> Task material
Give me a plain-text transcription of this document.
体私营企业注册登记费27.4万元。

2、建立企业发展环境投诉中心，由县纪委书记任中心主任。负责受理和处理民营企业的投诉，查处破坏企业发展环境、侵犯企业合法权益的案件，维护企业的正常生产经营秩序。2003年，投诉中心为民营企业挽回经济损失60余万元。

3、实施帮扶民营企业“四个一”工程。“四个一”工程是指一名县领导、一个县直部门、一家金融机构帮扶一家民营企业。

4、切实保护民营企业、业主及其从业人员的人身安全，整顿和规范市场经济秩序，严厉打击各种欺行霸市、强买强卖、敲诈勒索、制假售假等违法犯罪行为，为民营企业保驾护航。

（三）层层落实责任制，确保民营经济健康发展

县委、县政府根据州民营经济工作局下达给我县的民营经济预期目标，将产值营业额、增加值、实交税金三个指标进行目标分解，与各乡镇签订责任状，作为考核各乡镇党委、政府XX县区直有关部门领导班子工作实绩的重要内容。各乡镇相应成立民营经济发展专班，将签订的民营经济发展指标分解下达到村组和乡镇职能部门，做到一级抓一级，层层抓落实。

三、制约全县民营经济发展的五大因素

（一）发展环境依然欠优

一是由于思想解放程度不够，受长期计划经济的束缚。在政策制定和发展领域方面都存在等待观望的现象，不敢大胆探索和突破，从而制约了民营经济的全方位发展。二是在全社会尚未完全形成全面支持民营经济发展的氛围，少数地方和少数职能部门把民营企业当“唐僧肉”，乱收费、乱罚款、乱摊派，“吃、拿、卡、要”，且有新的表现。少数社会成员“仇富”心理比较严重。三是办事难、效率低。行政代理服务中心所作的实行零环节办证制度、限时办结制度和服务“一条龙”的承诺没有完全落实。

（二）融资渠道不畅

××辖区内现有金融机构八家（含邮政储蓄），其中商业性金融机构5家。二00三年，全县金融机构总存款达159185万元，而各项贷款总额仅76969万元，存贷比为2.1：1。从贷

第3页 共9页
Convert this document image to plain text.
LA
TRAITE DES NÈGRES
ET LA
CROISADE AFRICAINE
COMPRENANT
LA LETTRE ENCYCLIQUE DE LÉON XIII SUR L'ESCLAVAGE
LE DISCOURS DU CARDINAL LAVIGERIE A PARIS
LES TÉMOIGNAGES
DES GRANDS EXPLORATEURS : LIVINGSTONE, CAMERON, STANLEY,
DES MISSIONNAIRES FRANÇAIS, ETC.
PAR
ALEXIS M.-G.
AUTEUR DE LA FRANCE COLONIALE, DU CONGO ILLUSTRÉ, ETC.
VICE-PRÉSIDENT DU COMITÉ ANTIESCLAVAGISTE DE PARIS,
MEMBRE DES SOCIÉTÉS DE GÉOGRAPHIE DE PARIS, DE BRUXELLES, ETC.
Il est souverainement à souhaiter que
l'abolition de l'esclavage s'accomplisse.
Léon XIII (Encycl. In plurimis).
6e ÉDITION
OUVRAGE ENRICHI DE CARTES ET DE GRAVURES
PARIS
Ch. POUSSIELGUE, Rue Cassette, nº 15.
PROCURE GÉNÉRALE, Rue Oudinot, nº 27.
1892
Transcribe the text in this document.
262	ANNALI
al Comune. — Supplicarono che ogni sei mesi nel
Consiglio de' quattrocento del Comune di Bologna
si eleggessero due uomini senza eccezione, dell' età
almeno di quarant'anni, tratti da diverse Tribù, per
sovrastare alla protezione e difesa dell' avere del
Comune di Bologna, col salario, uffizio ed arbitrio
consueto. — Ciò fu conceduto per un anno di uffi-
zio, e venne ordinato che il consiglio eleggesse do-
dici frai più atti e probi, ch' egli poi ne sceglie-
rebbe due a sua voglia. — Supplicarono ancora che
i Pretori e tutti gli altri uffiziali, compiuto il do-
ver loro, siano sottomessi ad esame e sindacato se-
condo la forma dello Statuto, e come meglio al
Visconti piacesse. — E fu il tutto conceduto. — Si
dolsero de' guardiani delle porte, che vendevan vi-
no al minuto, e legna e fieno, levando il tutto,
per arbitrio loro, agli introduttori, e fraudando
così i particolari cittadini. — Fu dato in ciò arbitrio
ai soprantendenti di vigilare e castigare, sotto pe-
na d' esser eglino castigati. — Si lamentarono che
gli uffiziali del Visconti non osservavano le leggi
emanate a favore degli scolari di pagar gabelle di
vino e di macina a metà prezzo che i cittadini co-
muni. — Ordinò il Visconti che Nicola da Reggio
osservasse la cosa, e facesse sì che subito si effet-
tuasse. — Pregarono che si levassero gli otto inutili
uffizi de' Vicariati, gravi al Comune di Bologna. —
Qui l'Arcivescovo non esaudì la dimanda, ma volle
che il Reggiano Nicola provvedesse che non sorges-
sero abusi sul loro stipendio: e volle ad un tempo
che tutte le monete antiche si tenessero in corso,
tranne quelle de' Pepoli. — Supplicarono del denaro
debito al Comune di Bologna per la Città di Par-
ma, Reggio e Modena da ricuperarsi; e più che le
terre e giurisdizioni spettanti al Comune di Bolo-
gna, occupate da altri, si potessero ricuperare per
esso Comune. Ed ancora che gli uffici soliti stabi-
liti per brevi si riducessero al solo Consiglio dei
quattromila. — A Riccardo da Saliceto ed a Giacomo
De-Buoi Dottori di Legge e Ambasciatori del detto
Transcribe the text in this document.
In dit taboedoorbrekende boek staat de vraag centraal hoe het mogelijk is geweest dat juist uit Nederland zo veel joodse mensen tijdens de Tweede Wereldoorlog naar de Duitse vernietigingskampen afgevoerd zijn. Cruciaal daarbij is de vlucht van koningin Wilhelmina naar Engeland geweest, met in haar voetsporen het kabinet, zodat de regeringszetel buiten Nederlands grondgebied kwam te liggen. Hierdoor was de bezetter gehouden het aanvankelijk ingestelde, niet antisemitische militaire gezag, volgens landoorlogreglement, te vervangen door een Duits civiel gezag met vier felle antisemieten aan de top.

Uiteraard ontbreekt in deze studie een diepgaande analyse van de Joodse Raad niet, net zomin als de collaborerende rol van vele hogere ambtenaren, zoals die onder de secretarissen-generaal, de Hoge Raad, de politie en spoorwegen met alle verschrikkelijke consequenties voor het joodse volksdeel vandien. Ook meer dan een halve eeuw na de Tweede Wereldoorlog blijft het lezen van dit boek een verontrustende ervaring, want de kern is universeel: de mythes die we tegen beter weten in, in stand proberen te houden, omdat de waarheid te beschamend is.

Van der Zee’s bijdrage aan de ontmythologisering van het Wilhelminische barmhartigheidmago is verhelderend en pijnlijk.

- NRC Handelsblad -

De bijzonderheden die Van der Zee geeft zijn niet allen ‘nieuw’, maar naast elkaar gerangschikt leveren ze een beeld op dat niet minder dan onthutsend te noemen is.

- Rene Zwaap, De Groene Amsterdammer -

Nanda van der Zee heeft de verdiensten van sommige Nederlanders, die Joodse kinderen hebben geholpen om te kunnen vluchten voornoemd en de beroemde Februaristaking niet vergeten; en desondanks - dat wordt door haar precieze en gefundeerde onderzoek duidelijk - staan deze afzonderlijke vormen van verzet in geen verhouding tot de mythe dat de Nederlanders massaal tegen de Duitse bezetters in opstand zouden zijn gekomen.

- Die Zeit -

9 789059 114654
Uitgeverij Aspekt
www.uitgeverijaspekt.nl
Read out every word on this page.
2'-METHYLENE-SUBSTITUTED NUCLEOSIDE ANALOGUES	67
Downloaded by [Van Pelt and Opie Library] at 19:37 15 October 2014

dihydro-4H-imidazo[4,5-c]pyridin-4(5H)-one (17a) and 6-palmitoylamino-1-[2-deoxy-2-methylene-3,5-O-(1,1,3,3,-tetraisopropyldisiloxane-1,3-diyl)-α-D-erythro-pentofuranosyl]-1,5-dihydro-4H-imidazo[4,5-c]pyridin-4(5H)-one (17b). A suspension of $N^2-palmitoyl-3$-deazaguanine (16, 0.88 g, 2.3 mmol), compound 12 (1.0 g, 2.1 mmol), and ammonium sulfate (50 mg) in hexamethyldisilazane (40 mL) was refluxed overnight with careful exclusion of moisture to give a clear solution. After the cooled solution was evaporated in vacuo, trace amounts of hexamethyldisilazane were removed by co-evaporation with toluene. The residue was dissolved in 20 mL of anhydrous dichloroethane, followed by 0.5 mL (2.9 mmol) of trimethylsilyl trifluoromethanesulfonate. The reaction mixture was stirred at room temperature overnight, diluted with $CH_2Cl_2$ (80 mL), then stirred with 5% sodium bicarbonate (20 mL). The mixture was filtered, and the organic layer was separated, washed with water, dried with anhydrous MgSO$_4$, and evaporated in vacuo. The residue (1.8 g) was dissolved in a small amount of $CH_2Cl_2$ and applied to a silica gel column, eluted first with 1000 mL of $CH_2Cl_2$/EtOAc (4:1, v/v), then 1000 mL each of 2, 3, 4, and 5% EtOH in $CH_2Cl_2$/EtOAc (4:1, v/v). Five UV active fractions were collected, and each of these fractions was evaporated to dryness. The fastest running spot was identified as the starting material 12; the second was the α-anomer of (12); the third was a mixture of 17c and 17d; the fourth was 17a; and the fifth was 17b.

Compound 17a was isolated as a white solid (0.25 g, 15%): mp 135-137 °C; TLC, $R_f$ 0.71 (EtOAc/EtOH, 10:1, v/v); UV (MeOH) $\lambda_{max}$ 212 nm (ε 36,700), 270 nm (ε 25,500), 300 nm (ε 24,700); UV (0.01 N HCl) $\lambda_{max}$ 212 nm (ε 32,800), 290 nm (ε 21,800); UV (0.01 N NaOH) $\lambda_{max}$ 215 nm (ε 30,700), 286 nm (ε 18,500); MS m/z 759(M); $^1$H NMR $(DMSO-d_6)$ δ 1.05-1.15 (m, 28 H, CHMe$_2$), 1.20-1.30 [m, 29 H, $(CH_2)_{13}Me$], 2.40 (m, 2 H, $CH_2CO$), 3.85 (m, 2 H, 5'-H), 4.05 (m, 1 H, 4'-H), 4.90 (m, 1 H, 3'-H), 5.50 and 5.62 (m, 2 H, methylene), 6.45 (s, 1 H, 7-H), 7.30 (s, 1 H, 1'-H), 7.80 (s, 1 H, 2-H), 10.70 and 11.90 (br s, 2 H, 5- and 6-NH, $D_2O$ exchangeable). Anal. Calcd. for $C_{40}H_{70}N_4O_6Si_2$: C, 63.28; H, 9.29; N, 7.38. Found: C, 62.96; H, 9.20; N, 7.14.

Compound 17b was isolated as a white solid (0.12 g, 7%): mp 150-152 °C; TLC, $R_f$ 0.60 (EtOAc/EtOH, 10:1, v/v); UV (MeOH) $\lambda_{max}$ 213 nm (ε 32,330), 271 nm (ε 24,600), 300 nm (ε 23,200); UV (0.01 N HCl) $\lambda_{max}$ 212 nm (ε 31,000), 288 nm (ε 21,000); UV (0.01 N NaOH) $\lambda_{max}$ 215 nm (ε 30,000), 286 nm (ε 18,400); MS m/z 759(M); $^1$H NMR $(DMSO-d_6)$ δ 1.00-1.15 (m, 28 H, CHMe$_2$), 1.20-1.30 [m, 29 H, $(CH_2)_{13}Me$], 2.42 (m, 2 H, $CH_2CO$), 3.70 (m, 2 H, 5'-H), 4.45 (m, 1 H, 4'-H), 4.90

> To be done
Find the word "tutto" in the material, then list each line that holds it.

> Exercise result
Visconti piacesse. — E fu il tutto conceduto. — Si
no al minuto, e legna e fieno, levando il tutto,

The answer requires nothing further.